Collection entries

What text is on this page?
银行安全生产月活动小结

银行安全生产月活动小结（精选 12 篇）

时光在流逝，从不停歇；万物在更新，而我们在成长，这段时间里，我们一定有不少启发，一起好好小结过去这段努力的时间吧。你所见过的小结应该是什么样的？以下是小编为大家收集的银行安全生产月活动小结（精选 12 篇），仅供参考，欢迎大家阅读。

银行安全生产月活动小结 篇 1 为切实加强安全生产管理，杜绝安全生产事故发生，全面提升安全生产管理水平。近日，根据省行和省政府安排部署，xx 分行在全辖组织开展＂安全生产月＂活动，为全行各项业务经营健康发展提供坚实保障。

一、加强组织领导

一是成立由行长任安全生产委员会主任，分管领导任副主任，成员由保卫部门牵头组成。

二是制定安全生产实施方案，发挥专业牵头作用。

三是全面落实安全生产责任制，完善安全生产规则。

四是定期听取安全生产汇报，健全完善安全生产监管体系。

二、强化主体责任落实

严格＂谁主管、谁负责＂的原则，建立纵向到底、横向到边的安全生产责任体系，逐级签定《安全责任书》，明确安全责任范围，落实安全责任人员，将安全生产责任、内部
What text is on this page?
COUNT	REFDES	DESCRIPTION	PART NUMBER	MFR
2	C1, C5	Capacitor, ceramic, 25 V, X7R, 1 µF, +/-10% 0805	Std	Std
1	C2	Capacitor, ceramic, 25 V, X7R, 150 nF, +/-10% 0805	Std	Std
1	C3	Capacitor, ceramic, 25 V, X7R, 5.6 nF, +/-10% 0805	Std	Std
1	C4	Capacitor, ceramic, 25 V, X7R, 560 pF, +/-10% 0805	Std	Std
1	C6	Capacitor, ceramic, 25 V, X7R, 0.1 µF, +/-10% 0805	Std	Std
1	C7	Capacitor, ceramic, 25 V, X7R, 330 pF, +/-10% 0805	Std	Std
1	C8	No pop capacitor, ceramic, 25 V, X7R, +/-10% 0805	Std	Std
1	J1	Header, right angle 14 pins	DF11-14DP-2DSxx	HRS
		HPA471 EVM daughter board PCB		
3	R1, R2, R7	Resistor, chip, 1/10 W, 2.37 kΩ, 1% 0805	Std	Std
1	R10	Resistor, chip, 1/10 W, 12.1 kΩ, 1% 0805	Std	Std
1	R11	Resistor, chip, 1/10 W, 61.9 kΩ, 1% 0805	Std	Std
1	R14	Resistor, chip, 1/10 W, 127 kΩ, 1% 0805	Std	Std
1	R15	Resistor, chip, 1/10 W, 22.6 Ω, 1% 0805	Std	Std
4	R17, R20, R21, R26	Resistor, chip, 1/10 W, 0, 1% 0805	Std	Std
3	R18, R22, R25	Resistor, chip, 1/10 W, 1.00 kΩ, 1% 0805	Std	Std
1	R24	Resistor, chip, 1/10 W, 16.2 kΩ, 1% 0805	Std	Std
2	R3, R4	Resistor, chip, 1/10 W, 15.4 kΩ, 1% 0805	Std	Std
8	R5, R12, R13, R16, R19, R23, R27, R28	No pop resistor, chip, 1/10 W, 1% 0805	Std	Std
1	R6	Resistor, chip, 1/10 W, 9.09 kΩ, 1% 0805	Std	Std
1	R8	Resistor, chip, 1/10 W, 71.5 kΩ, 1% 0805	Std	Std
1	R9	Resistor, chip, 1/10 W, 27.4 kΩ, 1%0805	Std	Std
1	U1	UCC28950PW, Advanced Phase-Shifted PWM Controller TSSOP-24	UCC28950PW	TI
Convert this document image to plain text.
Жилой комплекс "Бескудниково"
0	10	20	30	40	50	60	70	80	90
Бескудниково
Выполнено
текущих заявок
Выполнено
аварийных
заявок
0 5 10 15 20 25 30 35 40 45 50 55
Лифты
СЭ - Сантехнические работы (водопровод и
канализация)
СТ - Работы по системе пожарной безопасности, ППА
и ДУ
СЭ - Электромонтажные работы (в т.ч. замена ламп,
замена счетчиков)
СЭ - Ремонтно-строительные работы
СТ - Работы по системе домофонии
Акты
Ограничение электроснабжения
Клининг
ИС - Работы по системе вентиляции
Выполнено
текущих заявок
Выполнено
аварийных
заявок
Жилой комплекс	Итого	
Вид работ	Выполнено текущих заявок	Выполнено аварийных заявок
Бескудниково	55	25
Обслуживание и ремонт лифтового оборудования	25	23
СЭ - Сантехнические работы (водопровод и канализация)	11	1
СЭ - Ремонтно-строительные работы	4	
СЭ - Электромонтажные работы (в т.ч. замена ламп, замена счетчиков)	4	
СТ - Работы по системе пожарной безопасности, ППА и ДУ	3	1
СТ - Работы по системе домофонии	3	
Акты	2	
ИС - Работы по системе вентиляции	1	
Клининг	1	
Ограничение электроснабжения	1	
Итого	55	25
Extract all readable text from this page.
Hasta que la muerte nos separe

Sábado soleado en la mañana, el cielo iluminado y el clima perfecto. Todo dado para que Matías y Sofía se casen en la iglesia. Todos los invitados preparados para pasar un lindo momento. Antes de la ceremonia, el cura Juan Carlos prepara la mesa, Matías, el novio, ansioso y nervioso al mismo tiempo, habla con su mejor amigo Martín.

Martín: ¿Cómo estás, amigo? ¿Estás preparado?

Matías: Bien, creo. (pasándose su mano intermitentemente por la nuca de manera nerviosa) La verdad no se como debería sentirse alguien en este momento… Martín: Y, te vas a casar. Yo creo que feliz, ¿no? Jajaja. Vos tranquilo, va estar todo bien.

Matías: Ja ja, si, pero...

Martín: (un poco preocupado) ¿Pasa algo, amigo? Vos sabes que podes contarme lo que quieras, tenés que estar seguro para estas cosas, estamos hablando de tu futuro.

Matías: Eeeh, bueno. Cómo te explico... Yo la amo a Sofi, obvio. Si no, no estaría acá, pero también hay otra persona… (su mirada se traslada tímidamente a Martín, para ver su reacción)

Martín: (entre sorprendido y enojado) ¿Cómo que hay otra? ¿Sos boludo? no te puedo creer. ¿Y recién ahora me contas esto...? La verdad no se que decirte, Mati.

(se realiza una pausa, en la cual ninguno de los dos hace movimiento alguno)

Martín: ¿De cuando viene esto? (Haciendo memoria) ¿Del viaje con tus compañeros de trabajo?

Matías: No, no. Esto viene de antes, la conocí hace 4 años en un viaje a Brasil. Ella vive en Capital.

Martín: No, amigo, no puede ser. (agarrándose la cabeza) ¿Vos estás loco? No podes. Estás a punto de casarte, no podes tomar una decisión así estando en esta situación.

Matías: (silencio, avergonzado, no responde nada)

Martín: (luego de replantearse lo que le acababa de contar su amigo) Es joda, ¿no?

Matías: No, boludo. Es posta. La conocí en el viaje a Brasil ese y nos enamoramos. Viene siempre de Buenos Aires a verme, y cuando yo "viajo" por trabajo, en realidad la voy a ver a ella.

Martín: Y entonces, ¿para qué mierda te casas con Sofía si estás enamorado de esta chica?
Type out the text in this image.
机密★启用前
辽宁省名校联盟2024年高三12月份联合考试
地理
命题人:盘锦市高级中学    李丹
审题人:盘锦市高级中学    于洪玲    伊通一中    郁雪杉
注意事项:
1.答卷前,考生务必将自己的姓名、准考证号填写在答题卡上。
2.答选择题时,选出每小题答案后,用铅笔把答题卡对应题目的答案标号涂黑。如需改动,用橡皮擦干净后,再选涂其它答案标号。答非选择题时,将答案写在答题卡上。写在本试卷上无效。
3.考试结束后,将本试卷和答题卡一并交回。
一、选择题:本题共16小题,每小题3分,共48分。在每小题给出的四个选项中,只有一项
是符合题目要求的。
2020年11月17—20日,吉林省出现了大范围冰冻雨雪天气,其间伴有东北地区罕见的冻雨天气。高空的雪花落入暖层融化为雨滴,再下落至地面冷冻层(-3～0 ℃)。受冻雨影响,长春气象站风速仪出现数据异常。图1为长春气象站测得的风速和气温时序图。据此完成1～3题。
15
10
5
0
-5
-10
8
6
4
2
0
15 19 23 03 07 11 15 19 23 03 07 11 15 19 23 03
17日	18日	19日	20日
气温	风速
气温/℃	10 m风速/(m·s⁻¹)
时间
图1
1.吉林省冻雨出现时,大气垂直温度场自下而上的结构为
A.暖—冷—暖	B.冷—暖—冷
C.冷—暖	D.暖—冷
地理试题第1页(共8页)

# GOAL OF THE EXERCISE:
Exactly reproduce the lines from the one containing "Type out the text in this image." through the end of the records, and only those lines.

# CORRECT RESULT:
Type out the text in this image.
机密★启用前
辽宁省名校联盟2024年高三12月份联合考试
地理
命题人:盘锦市高级中学    李丹
审题人:盘锦市高级中学    于洪玲    伊通一中    郁雪杉
注意事项:
1.答卷前,考生务必将自己的姓名、准考证号填写在答题卡上。
2.答选择题时,选出每小题答案后,用铅笔把答题卡对应题目的答案标号涂黑。如需改动,用橡皮擦干净后,再选涂其它答案标号。答非选择题时,将答案写在答题卡上。写在本试卷上无效。
3.考试结束后,将本试卷和答题卡一并交回。
一、选择题:本题共16小题,每小题3分,共48分。在每小题给出的四个选项中,只有一项
是符合题目要求的。
2020年11月17—20日,吉林省出现了大范围冰冻雨雪天气,其间伴有东北地区罕见的冻雨天气。高空的雪花落入暖层融化为雨滴,再下落至地面冷冻层(-3～0 ℃)。受冻雨影响,长春气象站风速仪出现数据异常。图1为长春气象站测得的风速和气温时序图。据此完成1～3题。
15
10
5
0
-5
-10
8
6
4
2
0
15 19 23 03 07 11 15 19 23 03 07 11 15 19 23 03
17日	18日	19日	20日
气温	风速
气温/℃	10 m风速/(m·s⁻¹)
时间
图1
1.吉林省冻雨出现时,大气垂直温度场自下而上的结构为
A.暖—冷—暖	B.冷—暖—冷
C.冷—暖	D.暖—冷
地理试题第1页(共8页)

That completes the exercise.